**Data extract**
..........

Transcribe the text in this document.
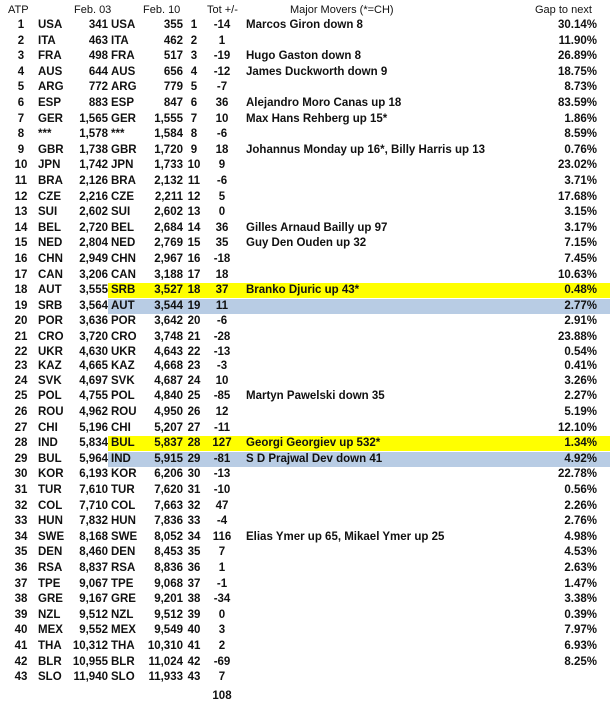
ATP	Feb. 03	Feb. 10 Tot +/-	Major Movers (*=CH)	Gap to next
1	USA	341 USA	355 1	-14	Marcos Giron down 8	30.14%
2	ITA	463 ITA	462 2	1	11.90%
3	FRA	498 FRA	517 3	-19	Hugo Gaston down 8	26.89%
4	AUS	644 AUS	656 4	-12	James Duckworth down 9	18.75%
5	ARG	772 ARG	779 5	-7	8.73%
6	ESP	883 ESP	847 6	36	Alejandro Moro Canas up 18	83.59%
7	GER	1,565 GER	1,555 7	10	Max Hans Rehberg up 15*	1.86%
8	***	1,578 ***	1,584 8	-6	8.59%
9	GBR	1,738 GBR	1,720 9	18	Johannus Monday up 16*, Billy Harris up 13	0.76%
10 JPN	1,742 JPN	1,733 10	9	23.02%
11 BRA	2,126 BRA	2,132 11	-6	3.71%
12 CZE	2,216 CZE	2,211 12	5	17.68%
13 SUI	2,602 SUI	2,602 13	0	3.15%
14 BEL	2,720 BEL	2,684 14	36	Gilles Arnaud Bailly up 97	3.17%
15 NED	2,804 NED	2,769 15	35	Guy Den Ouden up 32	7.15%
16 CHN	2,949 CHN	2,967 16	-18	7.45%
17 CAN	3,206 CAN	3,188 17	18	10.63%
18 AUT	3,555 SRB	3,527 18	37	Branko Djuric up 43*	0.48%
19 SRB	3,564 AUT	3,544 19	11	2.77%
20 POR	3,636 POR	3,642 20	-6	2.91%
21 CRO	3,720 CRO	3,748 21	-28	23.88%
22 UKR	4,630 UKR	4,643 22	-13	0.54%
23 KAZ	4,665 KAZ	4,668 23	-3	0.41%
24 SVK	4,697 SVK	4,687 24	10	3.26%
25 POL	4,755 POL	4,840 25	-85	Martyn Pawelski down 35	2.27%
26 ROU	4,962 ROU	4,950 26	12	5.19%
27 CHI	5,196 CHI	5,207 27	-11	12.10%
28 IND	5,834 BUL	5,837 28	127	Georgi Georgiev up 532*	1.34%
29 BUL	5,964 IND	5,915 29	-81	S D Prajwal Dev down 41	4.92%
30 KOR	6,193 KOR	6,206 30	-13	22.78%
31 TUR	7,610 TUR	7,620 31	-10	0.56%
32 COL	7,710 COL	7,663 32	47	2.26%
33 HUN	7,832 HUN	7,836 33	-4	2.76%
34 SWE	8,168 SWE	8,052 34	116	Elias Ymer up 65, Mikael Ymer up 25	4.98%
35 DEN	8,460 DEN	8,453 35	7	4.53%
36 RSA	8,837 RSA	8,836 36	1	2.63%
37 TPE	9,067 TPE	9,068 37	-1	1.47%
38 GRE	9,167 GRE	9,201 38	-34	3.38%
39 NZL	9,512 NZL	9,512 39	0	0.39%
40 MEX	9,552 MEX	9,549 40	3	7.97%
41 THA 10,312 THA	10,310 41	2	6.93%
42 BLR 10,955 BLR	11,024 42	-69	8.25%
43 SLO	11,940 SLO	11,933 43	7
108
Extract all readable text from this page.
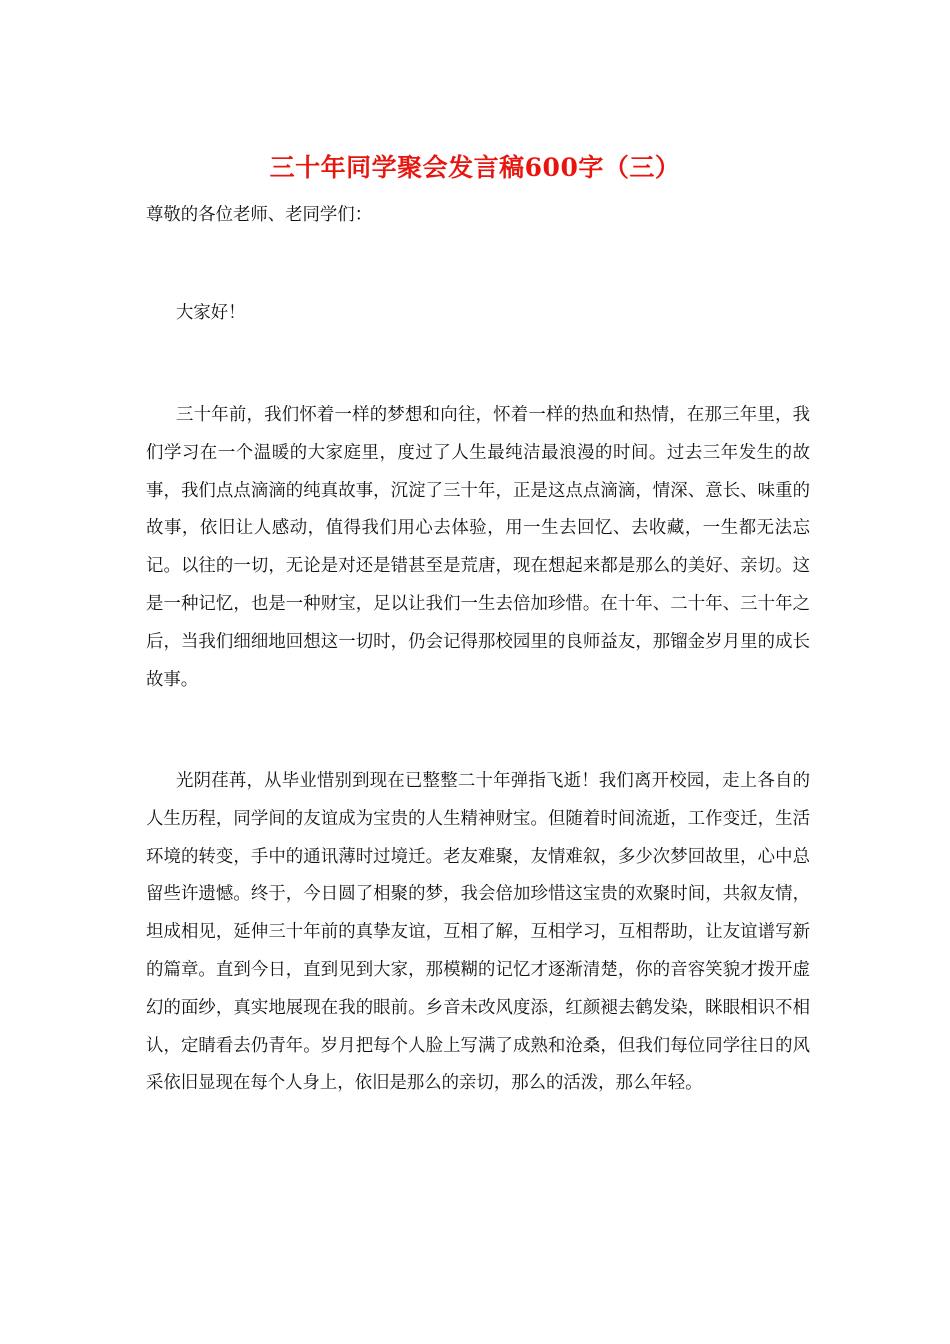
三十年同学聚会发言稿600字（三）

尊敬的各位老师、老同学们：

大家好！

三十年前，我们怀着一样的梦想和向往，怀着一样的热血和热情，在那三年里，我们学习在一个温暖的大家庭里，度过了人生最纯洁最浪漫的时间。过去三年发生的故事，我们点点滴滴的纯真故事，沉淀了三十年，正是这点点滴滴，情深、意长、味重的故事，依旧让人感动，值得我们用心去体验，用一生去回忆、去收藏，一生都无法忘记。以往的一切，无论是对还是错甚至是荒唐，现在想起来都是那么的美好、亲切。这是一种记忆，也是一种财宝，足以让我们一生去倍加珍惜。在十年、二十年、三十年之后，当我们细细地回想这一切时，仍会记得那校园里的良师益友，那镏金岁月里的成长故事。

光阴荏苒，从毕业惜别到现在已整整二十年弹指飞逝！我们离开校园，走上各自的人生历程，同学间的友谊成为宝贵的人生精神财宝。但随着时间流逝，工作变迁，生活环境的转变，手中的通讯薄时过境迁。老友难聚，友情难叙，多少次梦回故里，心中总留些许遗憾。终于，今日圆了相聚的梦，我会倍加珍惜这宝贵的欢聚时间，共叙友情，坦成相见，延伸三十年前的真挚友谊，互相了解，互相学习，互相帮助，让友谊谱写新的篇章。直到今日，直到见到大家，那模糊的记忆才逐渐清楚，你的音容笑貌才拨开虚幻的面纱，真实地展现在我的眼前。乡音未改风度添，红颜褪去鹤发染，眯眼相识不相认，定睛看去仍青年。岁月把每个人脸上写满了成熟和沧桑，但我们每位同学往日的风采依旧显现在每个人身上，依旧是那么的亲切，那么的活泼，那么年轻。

..........

**The task**
Set down the material exactly, every line of it, except for the pictures.

**Response to this exercise**
Transcribe the text in this document.
ATP	Feb. 03	Feb. 10 Tot +/-	Major Movers (*=CH)	Gap to next
1	USA	341 USA	355 1	-14	Marcos Giron down 8	30.14%
2	ITA	463 ITA	462 2	1	11.90%
3	FRA	498 FRA	517 3	-19	Hugo Gaston down 8	26.89%
4	AUS	644 AUS	656 4	-12	James Duckworth down 9	18.75%
5	ARG	772 ARG	779 5	-7	8.73%
6	ESP	883 ESP	847 6	36	Alejandro Moro Canas up 18	83.59%
7	GER	1,565 GER	1,555 7	10	Max Hans Rehberg up 15*	1.86%
8	***	1,578 ***	1,584 8	-6	8.59%
9	GBR	1,738 GBR	1,720 9	18	Johannus Monday up 16*, Billy Harris up 13	0.76%
10 JPN	1,742 JPN	1,733 10	9	23.02%
11 BRA	2,126 BRA	2,132 11	-6	3.71%
12 CZE	2,216 CZE	2,211 12	5	17.68%
13 SUI	2,602 SUI	2,602 13	0	3.15%
14 BEL	2,720 BEL	2,684 14	36	Gilles Arnaud Bailly up 97	3.17%
15 NED	2,804 NED	2,769 15	35	Guy Den Ouden up 32	7.15%
16 CHN	2,949 CHN	2,967 16	-18	7.45%
17 CAN	3,206 CAN	3,188 17	18	10.63%
18 AUT	3,555 SRB	3,527 18	37	Branko Djuric up 43*	0.48%
19 SRB	3,564 AUT	3,544 19	11	2.77%
20 POR	3,636 POR	3,642 20	-6	2.91%
21 CRO	3,720 CRO	3,748 21	-28	23.88%
22 UKR	4,630 UKR	4,643 22	-13	0.54%
23 KAZ	4,665 KAZ	4,668 23	-3	0.41%
24 SVK	4,697 SVK	4,687 24	10	3.26%
25 POL	4,755 POL	4,840 25	-85	Martyn Pawelski down 35	2.27%
26 ROU	4,962 ROU	4,950 26	12	5.19%
27 CHI	5,196 CHI	5,207 27	-11	12.10%
28 IND	5,834 BUL	5,837 28	127	Georgi Georgiev up 532*	1.34%
29 BUL	5,964 IND	5,915 29	-81	S D Prajwal Dev down 41	4.92%
30 KOR	6,193 KOR	6,206 30	-13	22.78%
31 TUR	7,610 TUR	7,620 31	-10	0.56%
32 COL	7,710 COL	7,663 32	47	2.26%
33 HUN	7,832 HUN	7,836 33	-4	2.76%
34 SWE	8,168 SWE	8,052 34	116	Elias Ymer up 65, Mikael Ymer up 25	4.98%
35 DEN	8,460 DEN	8,453 35	7	4.53%
36 RSA	8,837 RSA	8,836 36	1	2.63%
37 TPE	9,067 TPE	9,068 37	-1	1.47%
38 GRE	9,167 GRE	9,201 38	-34	3.38%
39 NZL	9,512 NZL	9,512 39	0	0.39%
40 MEX	9,552 MEX	9,549 40	3	7.97%
41 THA 10,312 THA	10,310 41	2	6.93%
42 BLR 10,955 BLR	11,024 42	-69	8.25%
43 SLO	11,940 SLO	11,933 43	7
108
Extract all readable text from this page.
三十年同学聚会发言稿600字（三）

尊敬的各位老师、老同学们：

大家好！

三十年前，我们怀着一样的梦想和向往，怀着一样的热血和热情，在那三年里，我们学习在一个温暖的大家庭里，度过了人生最纯洁最浪漫的时间。过去三年发生的故事，我们点点滴滴的纯真故事，沉淀了三十年，正是这点点滴滴，情深、意长、味重的故事，依旧让人感动，值得我们用心去体验，用一生去回忆、去收藏，一生都无法忘记。以往的一切，无论是对还是错甚至是荒唐，现在想起来都是那么的美好、亲切。这是一种记忆，也是一种财宝，足以让我们一生去倍加珍惜。在十年、二十年、三十年之后，当我们细细地回想这一切时，仍会记得那校园里的良师益友，那镏金岁月里的成长故事。

光阴荏苒，从毕业惜别到现在已整整二十年弹指飞逝！我们离开校园，走上各自的人生历程，同学间的友谊成为宝贵的人生精神财宝。但随着时间流逝，工作变迁，生活环境的转变，手中的通讯薄时过境迁。老友难聚，友情难叙，多少次梦回故里，心中总留些许遗憾。终于，今日圆了相聚的梦，我会倍加珍惜这宝贵的欢聚时间，共叙友情，坦成相见，延伸三十年前的真挚友谊，互相了解，互相学习，互相帮助，让友谊谱写新的篇章。直到今日，直到见到大家，那模糊的记忆才逐渐清楚，你的音容笑貌才拨开虚幻的面纱，真实地展现在我的眼前。乡音未改风度添，红颜褪去鹤发染，眯眼相识不相认，定睛看去仍青年。岁月把每个人脸上写满了成熟和沧桑，但我们每位同学往日的风采依旧显现在每个人身上，依旧是那么的亲切，那么的活泼，那么年轻。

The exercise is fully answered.